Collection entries
_ _ _ _ _

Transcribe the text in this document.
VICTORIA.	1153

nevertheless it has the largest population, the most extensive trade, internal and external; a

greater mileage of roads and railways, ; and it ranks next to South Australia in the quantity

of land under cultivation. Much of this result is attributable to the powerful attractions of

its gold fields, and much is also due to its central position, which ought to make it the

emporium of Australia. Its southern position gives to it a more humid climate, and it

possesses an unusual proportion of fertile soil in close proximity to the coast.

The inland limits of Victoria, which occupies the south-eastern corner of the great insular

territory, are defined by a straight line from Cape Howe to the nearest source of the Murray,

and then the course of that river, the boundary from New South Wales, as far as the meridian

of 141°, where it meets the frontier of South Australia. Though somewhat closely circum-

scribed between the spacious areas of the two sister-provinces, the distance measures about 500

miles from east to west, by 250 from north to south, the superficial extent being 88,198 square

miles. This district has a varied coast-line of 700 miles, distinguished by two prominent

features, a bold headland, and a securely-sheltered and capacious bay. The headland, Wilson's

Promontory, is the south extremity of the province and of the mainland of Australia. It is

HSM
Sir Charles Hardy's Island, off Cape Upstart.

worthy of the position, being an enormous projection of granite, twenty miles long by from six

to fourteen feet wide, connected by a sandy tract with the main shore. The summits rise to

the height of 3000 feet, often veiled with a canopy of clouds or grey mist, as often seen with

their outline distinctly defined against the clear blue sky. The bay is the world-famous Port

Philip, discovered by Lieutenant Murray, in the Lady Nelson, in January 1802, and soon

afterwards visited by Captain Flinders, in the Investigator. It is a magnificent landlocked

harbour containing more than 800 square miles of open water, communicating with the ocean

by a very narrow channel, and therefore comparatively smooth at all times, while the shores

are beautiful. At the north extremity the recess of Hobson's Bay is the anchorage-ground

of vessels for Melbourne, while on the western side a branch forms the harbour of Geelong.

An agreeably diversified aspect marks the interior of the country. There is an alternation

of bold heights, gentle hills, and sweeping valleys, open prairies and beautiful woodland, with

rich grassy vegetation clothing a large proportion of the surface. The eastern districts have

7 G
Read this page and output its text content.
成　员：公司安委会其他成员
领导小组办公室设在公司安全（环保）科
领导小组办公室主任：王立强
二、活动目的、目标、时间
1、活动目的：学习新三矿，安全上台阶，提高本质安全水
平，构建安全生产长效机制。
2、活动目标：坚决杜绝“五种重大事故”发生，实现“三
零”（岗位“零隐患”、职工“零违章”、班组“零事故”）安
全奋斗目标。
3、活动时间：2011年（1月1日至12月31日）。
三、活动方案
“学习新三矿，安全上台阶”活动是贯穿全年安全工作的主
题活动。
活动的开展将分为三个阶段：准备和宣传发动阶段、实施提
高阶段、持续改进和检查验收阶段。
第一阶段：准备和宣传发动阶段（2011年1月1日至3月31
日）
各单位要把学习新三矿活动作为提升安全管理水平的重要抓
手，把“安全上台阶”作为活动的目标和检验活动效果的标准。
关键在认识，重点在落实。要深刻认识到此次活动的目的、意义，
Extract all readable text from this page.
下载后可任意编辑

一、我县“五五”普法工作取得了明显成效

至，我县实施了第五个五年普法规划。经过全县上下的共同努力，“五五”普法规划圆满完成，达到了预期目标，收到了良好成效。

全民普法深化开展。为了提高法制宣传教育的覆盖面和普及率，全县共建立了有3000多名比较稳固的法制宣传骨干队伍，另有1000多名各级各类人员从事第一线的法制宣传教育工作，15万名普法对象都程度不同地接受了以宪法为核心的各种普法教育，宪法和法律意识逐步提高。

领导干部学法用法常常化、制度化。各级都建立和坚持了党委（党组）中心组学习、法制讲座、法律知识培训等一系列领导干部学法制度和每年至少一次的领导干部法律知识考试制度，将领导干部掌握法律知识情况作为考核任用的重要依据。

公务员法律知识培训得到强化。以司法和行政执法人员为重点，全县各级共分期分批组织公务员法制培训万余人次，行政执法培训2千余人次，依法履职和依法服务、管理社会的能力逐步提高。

_ _ _ _ _

# [GOAL OF THE EXERCISE]
From the first line to the last, please quote the material above exactly.

# [OUTPUT OF THE EXERCISE]
Transcribe the text in this document.
VICTORIA.	1153

nevertheless it has the largest population, the most extensive trade, internal and external; a

greater mileage of roads and railways, ; and it ranks next to South Australia in the quantity

of land under cultivation. Much of this result is attributable to the powerful attractions of

its gold fields, and much is also due to its central position, which ought to make it the

emporium of Australia. Its southern position gives to it a more humid climate, and it

possesses an unusual proportion of fertile soil in close proximity to the coast.

The inland limits of Victoria, which occupies the south-eastern corner of the great insular

territory, are defined by a straight line from Cape Howe to the nearest source of the Murray,

and then the course of that river, the boundary from New South Wales, as far as the meridian

of 141°, where it meets the frontier of South Australia. Though somewhat closely circum-

scribed between the spacious areas of the two sister-provinces, the distance measures about 500

miles from east to west, by 250 from north to south, the superficial extent being 88,198 square

miles. This district has a varied coast-line of 700 miles, distinguished by two prominent

features, a bold headland, and a securely-sheltered and capacious bay. The headland, Wilson's

Promontory, is the south extremity of the province and of the mainland of Australia. It is

HSM
Sir Charles Hardy's Island, off Cape Upstart.

worthy of the position, being an enormous projection of granite, twenty miles long by from six

to fourteen feet wide, connected by a sandy tract with the main shore. The summits rise to

the height of 3000 feet, often veiled with a canopy of clouds or grey mist, as often seen with

their outline distinctly defined against the clear blue sky. The bay is the world-famous Port

Philip, discovered by Lieutenant Murray, in the Lady Nelson, in January 1802, and soon

afterwards visited by Captain Flinders, in the Investigator. It is a magnificent landlocked

harbour containing more than 800 square miles of open water, communicating with the ocean

by a very narrow channel, and therefore comparatively smooth at all times, while the shores

are beautiful. At the north extremity the recess of Hobson's Bay is the anchorage-ground

of vessels for Melbourne, while on the western side a branch forms the harbour of Geelong.

An agreeably diversified aspect marks the interior of the country. There is an alternation

of bold heights, gentle hills, and sweeping valleys, open prairies and beautiful woodland, with

rich grassy vegetation clothing a large proportion of the surface. The eastern districts have

7 G
Read this page and output its text content.
成　员：公司安委会其他成员
领导小组办公室设在公司安全（环保）科
领导小组办公室主任：王立强
二、活动目的、目标、时间
1、活动目的：学习新三矿，安全上台阶，提高本质安全水
平，构建安全生产长效机制。
2、活动目标：坚决杜绝“五种重大事故”发生，实现“三
零”（岗位“零隐患”、职工“零违章”、班组“零事故”）安
全奋斗目标。
3、活动时间：2011年（1月1日至12月31日）。
三、活动方案
“学习新三矿，安全上台阶”活动是贯穿全年安全工作的主
题活动。
活动的开展将分为三个阶段：准备和宣传发动阶段、实施提
高阶段、持续改进和检查验收阶段。
第一阶段：准备和宣传发动阶段（2011年1月1日至3月31
日）
各单位要把学习新三矿活动作为提升安全管理水平的重要抓
手，把“安全上台阶”作为活动的目标和检验活动效果的标准。
关键在认识，重点在落实。要深刻认识到此次活动的目的、意义，
Extract all readable text from this page.
下载后可任意编辑

一、我县“五五”普法工作取得了明显成效

至，我县实施了第五个五年普法规划。经过全县上下的共同努力，“五五”普法规划圆满完成，达到了预期目标，收到了良好成效。

全民普法深化开展。为了提高法制宣传教育的覆盖面和普及率，全县共建立了有3000多名比较稳固的法制宣传骨干队伍，另有1000多名各级各类人员从事第一线的法制宣传教育工作，15万名普法对象都程度不同地接受了以宪法为核心的各种普法教育，宪法和法律意识逐步提高。

领导干部学法用法常常化、制度化。各级都建立和坚持了党委（党组）中心组学习、法制讲座、法律知识培训等一系列领导干部学法制度和每年至少一次的领导干部法律知识考试制度，将领导干部掌握法律知识情况作为考核任用的重要依据。

公务员法律知识培训得到强化。以司法和行政执法人员为重点，全县各级共分期分批组织公务员法制培训万余人次，行政执法培训2千余人次，依法履职和依法服务、管理社会的能力逐步提高。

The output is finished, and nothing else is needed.